Scan the entries below and extract each line with the word "school" in it.

• • • • • • •

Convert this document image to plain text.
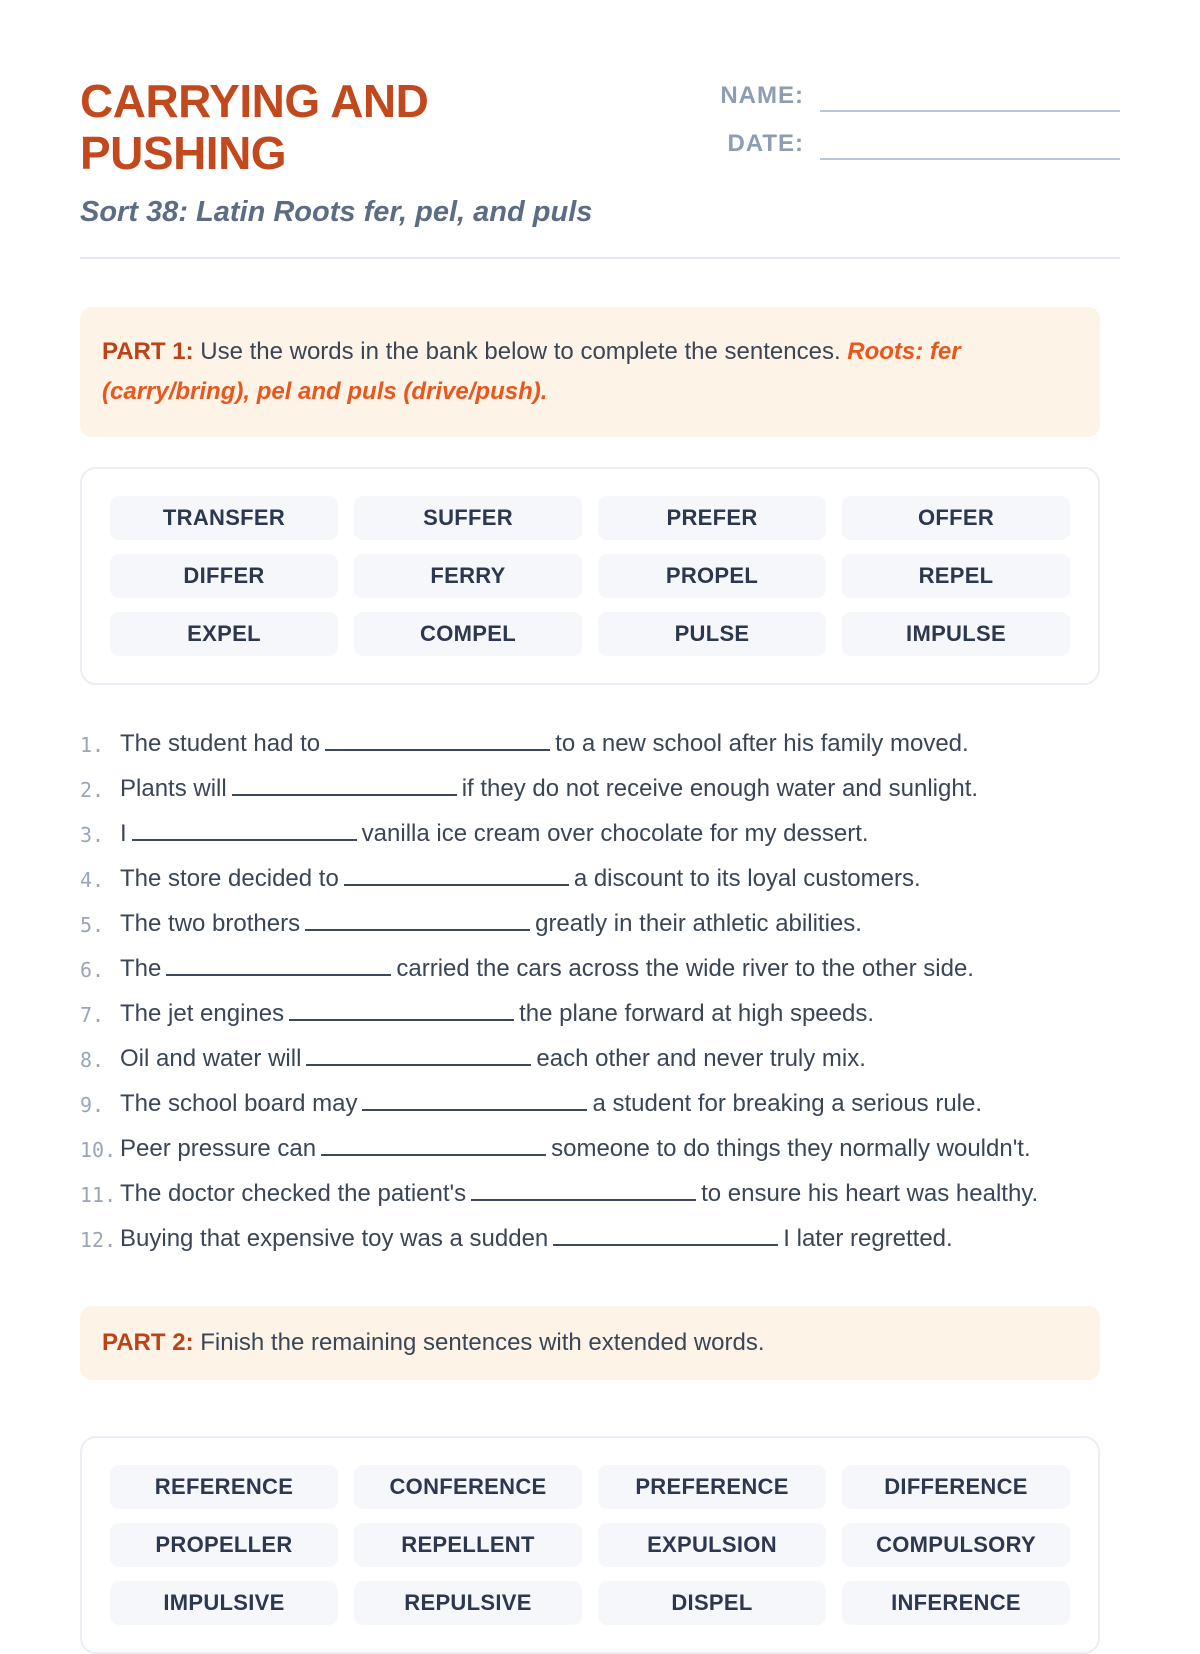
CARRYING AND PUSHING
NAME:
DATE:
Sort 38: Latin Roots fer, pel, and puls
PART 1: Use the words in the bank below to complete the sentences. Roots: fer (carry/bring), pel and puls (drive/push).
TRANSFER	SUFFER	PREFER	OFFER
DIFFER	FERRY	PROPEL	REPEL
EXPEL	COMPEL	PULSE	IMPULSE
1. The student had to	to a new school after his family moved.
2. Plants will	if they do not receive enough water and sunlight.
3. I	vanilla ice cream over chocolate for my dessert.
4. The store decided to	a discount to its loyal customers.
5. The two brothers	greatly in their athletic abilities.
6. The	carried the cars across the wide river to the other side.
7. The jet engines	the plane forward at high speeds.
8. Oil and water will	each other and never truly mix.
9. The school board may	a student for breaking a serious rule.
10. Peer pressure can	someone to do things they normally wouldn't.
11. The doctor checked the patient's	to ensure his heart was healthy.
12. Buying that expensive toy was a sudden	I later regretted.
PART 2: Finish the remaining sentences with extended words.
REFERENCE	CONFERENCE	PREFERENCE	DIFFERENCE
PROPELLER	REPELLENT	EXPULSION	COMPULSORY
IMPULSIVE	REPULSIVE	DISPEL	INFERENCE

• • • • • • •

- The output -
1. The student had to	to a new school after his family moved.
9. The school board may	a student for breaking a serious rule.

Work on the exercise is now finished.